Report the count of lines holding "unequal" in the records, with no other words.

------ Data provided

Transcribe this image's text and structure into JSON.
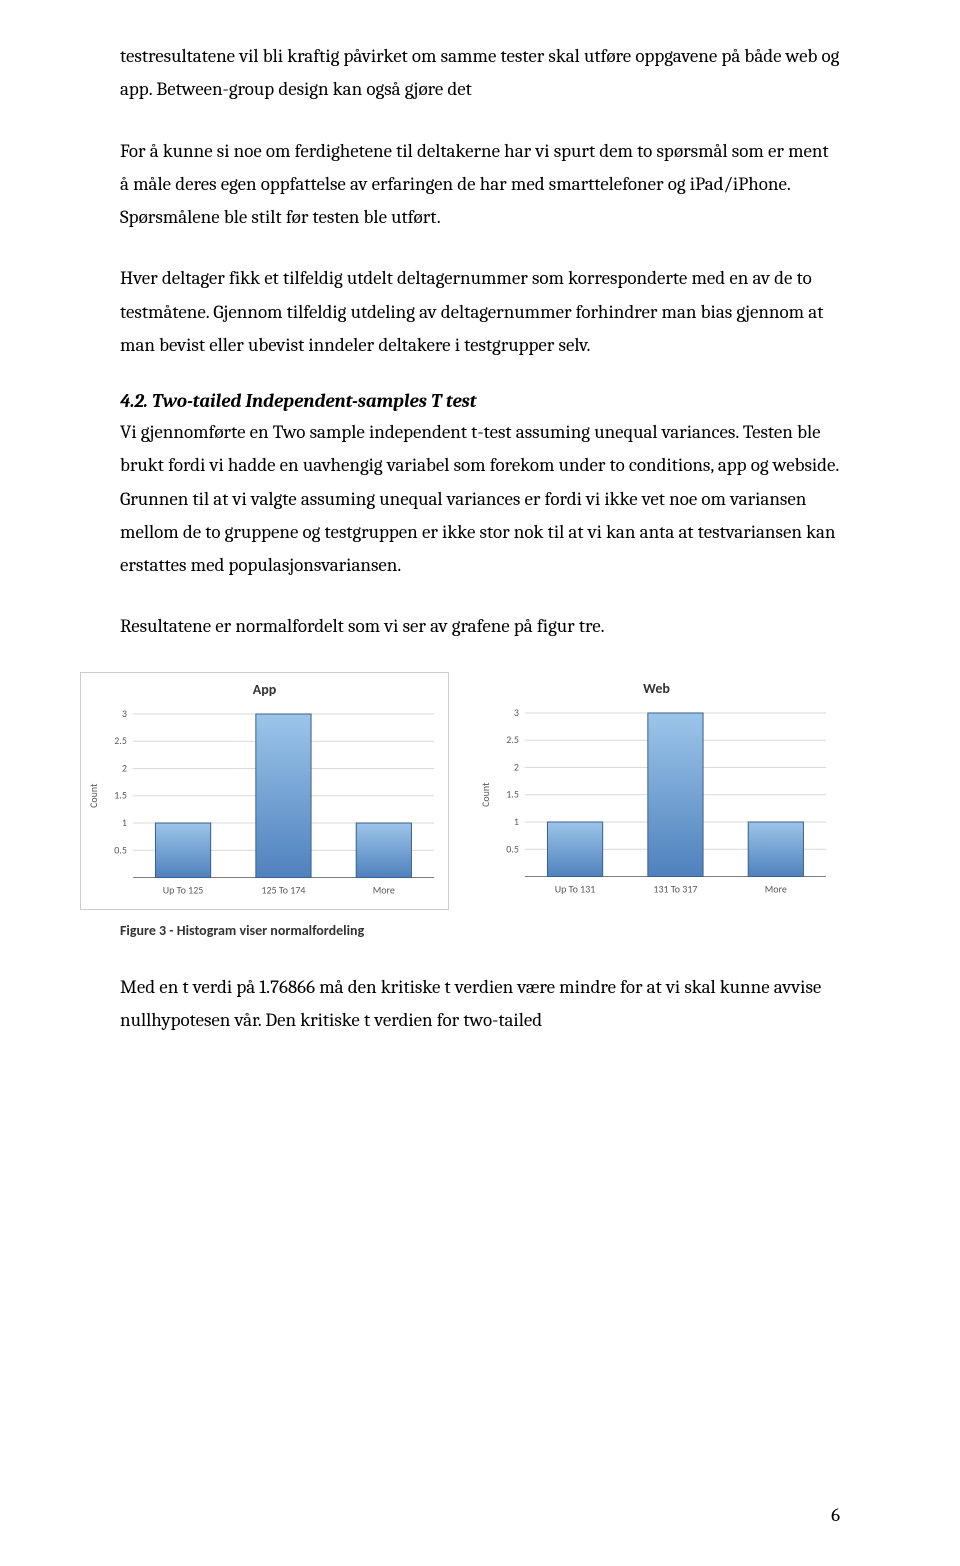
{
  "para1": "testresultatene vil bli kraftig påvirket om samme tester skal utføre oppgavene på både web og app. Between-group design kan også gjøre det",
  "para2": "For å kunne si  noe om ferdighetene til deltakerne har vi spurt dem to spørsmål som er ment å måle deres egen oppfattelse av erfaringen de har med smarttelefoner og iPad/iPhone. Spørsmålene ble stilt før testen ble utført.",
  "para3": "Hver deltager fikk et tilfeldig utdelt deltagernummer som korresponderte med en av de to testmåtene. Gjennom tilfeldig utdeling av deltagernummer forhindrer man bias gjennom at man bevist eller ubevist inndeler deltakere i testgrupper selv.",
  "heading": "4.2. Two-tailed Independent-samples T test",
  "para4": "Vi gjennomførte en Two sample independent t-test assuming unequal variances. Testen ble brukt fordi vi hadde en uavhengig variabel som forekom under to conditions, app og webside.",
  "para5": "Grunnen til at vi valgte assuming unequal variances er fordi vi ikke vet noe om variansen mellom de to gruppene og testgruppen er ikke stor nok til at vi kan anta at testvariansen kan erstattes med populasjonsvariansen.",
  "para6": "Resultatene er normalfordelt som vi ser av grafene på figur tre.",
  "caption": "Figure 3 - Histogram viser normalfordeling",
  "para7": "Med en t verdi på 1.76866 må den kritiske t verdien være mindre for at vi skal kunne avvise nullhypotesen vår. Den kritiske t verdien for two-tailed",
  "page_number": "6",
  "charts": {
    "app": {
      "type": "bar",
      "title": "App",
      "ylabel": "Count",
      "categories": [
        "Up To 125",
        "125 To 174",
        "More"
      ],
      "values": [
        1,
        3,
        1
      ],
      "ylim": [
        0,
        3
      ],
      "ytick_step": 0.5,
      "yticks": [
        0.5,
        1,
        1.5,
        2,
        2.5,
        3
      ],
      "bar_fill_top": "#9cc5e9",
      "bar_fill_bottom": "#4f81bd",
      "bar_border": "#3a5f8a",
      "grid_color": "#d9d9d9",
      "axis_color": "#808080",
      "text_color": "#595959",
      "bar_width_ratio": 0.55,
      "label_fontsize": 10
    },
    "web": {
      "type": "bar",
      "title": "Web",
      "ylabel": "Count",
      "categories": [
        "Up To 131",
        "131 To 317",
        "More"
      ],
      "values": [
        1,
        3,
        1
      ],
      "ylim": [
        0,
        3
      ],
      "ytick_step": 0.5,
      "yticks": [
        0.5,
        1,
        1.5,
        2,
        2.5,
        3
      ],
      "bar_fill_top": "#9cc5e9",
      "bar_fill_bottom": "#4f81bd",
      "bar_border": "#3a5f8a",
      "grid_color": "#d9d9d9",
      "axis_color": "#808080",
      "text_color": "#595959",
      "bar_width_ratio": 0.55,
      "label_fontsize": 10
    }
  }
}
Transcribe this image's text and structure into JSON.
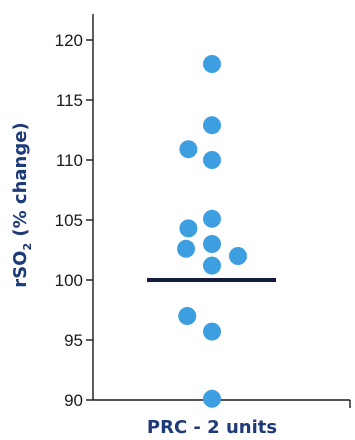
{
  "chart_data": {
    "type": "scatter",
    "category": "PRC - 2 units",
    "ylabel_main": "rSO",
    "ylabel_sub": "2",
    "ylabel_rest": " (% change)",
    "ylim": [
      90,
      120
    ],
    "yticks": [
      90,
      95,
      100,
      105,
      110,
      115,
      120
    ],
    "points": [
      {
        "x": 0.0,
        "y": 118.0
      },
      {
        "x": 0.0,
        "y": 112.9
      },
      {
        "x": -0.2,
        "y": 110.9
      },
      {
        "x": 0.0,
        "y": 110.0
      },
      {
        "x": 0.0,
        "y": 105.1
      },
      {
        "x": -0.2,
        "y": 104.3
      },
      {
        "x": -0.22,
        "y": 102.6
      },
      {
        "x": 0.0,
        "y": 103.0
      },
      {
        "x": 0.22,
        "y": 102.0
      },
      {
        "x": 0.0,
        "y": 101.2
      },
      {
        "x": -0.21,
        "y": 97.0
      },
      {
        "x": 0.0,
        "y": 95.7
      },
      {
        "x": 0.0,
        "y": 90.1
      }
    ],
    "reference_line": 100,
    "colors": {
      "point": "#3d9fe0",
      "line": "#141c3e",
      "axis": "#1a1a1a",
      "label": "#1f3a78"
    }
  }
}
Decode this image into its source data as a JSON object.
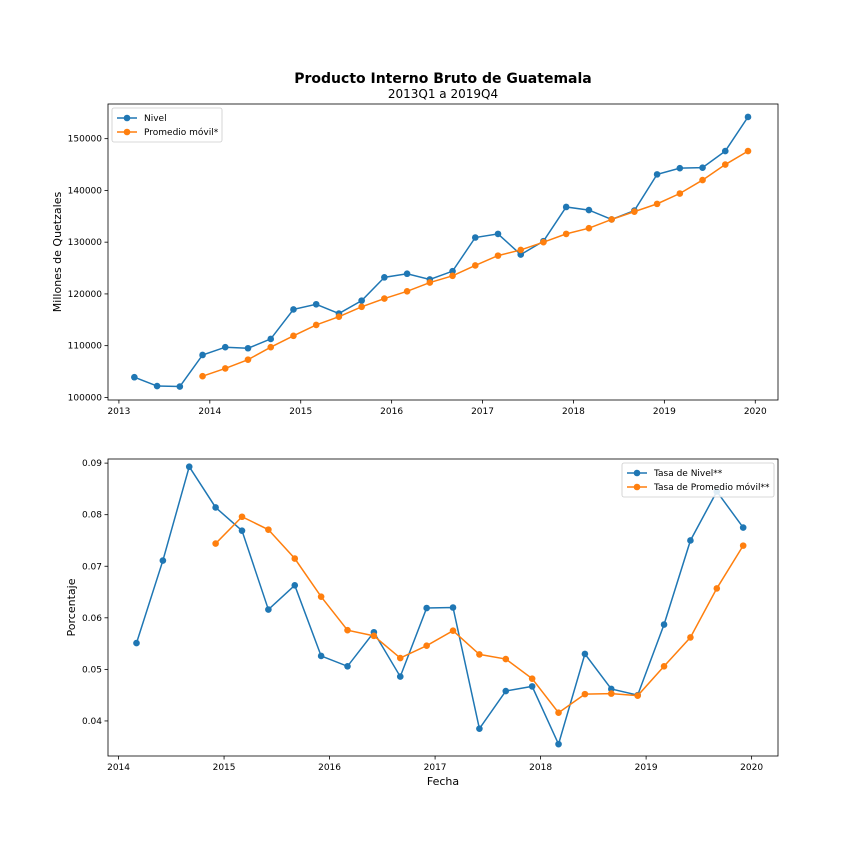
{
  "figure": {
    "title": "Producto Interno Bruto de Guatemala",
    "subtitle": "2013Q1 a 2019Q4"
  },
  "colors": {
    "nivel": "#1f77b4",
    "promedio": "#ff7f0e"
  },
  "chart_data": [
    {
      "type": "line",
      "xlabel": "",
      "ylabel": "Millones de Quetzales",
      "xlim": [
        2012.88,
        2020.25
      ],
      "ylim": [
        99500,
        156700
      ],
      "xticks": [
        2013,
        2014,
        2015,
        2016,
        2017,
        2018,
        2019,
        2020
      ],
      "yticks": [
        100000,
        110000,
        120000,
        130000,
        140000,
        150000
      ],
      "legend_position": "upper left",
      "x": [
        2013.17,
        2013.42,
        2013.67,
        2013.92,
        2014.17,
        2014.42,
        2014.67,
        2014.92,
        2015.17,
        2015.42,
        2015.67,
        2015.92,
        2016.17,
        2016.42,
        2016.67,
        2016.92,
        2017.17,
        2017.42,
        2017.67,
        2017.92,
        2018.17,
        2018.42,
        2018.67,
        2018.92,
        2019.17,
        2019.42,
        2019.67,
        2019.92
      ],
      "series": [
        {
          "name": "Nivel",
          "color": "#1f77b4",
          "values": [
            103900,
            102200,
            102100,
            108200,
            109700,
            109500,
            111300,
            117000,
            118000,
            116200,
            118700,
            123200,
            123900,
            122800,
            124400,
            130900,
            131600,
            127600,
            130200,
            136800,
            136200,
            134400,
            136100,
            143100,
            144300,
            144400,
            147600,
            154200
          ]
        },
        {
          "name": "Promedio móvil*",
          "color": "#ff7f0e",
          "values": [
            null,
            null,
            null,
            104100,
            105600,
            107300,
            109700,
            111900,
            114000,
            115600,
            117500,
            119100,
            120500,
            122200,
            123500,
            125500,
            127400,
            128500,
            130000,
            131600,
            132700,
            134400,
            135900,
            137400,
            139400,
            142000,
            145000,
            147600
          ]
        }
      ]
    },
    {
      "type": "line",
      "xlabel": "Fecha",
      "ylabel": "Porcentaje",
      "xlim": [
        2013.9,
        2020.25
      ],
      "ylim": [
        0.0332,
        0.0908
      ],
      "xticks": [
        2014,
        2015,
        2016,
        2017,
        2018,
        2019,
        2020
      ],
      "yticks": [
        0.04,
        0.05,
        0.06,
        0.07,
        0.08,
        0.09
      ],
      "legend_position": "upper right",
      "x": [
        2014.17,
        2014.42,
        2014.67,
        2014.92,
        2015.17,
        2015.42,
        2015.67,
        2015.92,
        2016.17,
        2016.42,
        2016.67,
        2016.92,
        2017.17,
        2017.42,
        2017.67,
        2017.92,
        2018.17,
        2018.42,
        2018.67,
        2018.92,
        2019.17,
        2019.42,
        2019.67,
        2019.92
      ],
      "series": [
        {
          "name": "Tasa de Nivel**",
          "color": "#1f77b4",
          "values": [
            0.0551,
            0.0711,
            0.0893,
            0.0814,
            0.0769,
            0.0616,
            0.0663,
            0.0526,
            0.0506,
            0.0572,
            0.0486,
            0.0619,
            0.062,
            0.0385,
            0.0458,
            0.0467,
            0.0355,
            0.053,
            0.0462,
            0.045,
            0.0587,
            0.075,
            0.0845,
            0.0775
          ]
        },
        {
          "name": "Tasa de Promedio móvil**",
          "color": "#ff7f0e",
          "values": [
            null,
            null,
            null,
            0.0744,
            0.0796,
            0.0771,
            0.0715,
            0.0641,
            0.0576,
            0.0565,
            0.0522,
            0.0546,
            0.0575,
            0.0529,
            0.052,
            0.0482,
            0.0416,
            0.0452,
            0.0453,
            0.0449,
            0.0506,
            0.0562,
            0.0657,
            0.074
          ]
        }
      ]
    }
  ]
}
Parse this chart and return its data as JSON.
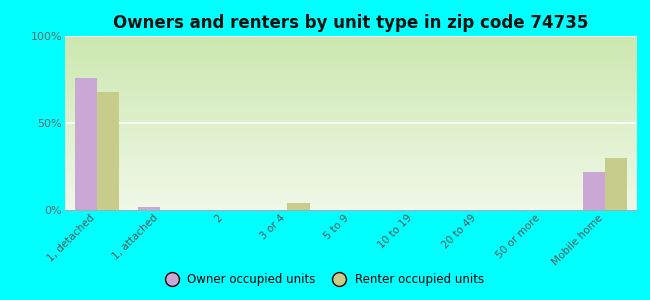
{
  "title": "Owners and renters by unit type in zip code 74735",
  "categories": [
    "1, detached",
    "1, attached",
    "2",
    "3 or 4",
    "5 to 9",
    "10 to 19",
    "20 to 49",
    "50 or more",
    "Mobile home"
  ],
  "owner_values": [
    76,
    2,
    0,
    0,
    0,
    0,
    0,
    0,
    22
  ],
  "renter_values": [
    68,
    0,
    0,
    4,
    0,
    0,
    0,
    0,
    30
  ],
  "owner_color": "#c9a8d5",
  "renter_color": "#c8cc8a",
  "background_color": "#00ffff",
  "ylim": [
    0,
    100
  ],
  "yticks": [
    0,
    50,
    100
  ],
  "ytick_labels": [
    "0%",
    "50%",
    "100%"
  ],
  "legend_owner": "Owner occupied units",
  "legend_renter": "Renter occupied units",
  "bar_width": 0.35,
  "title_fontsize": 12
}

------------

### Result below
2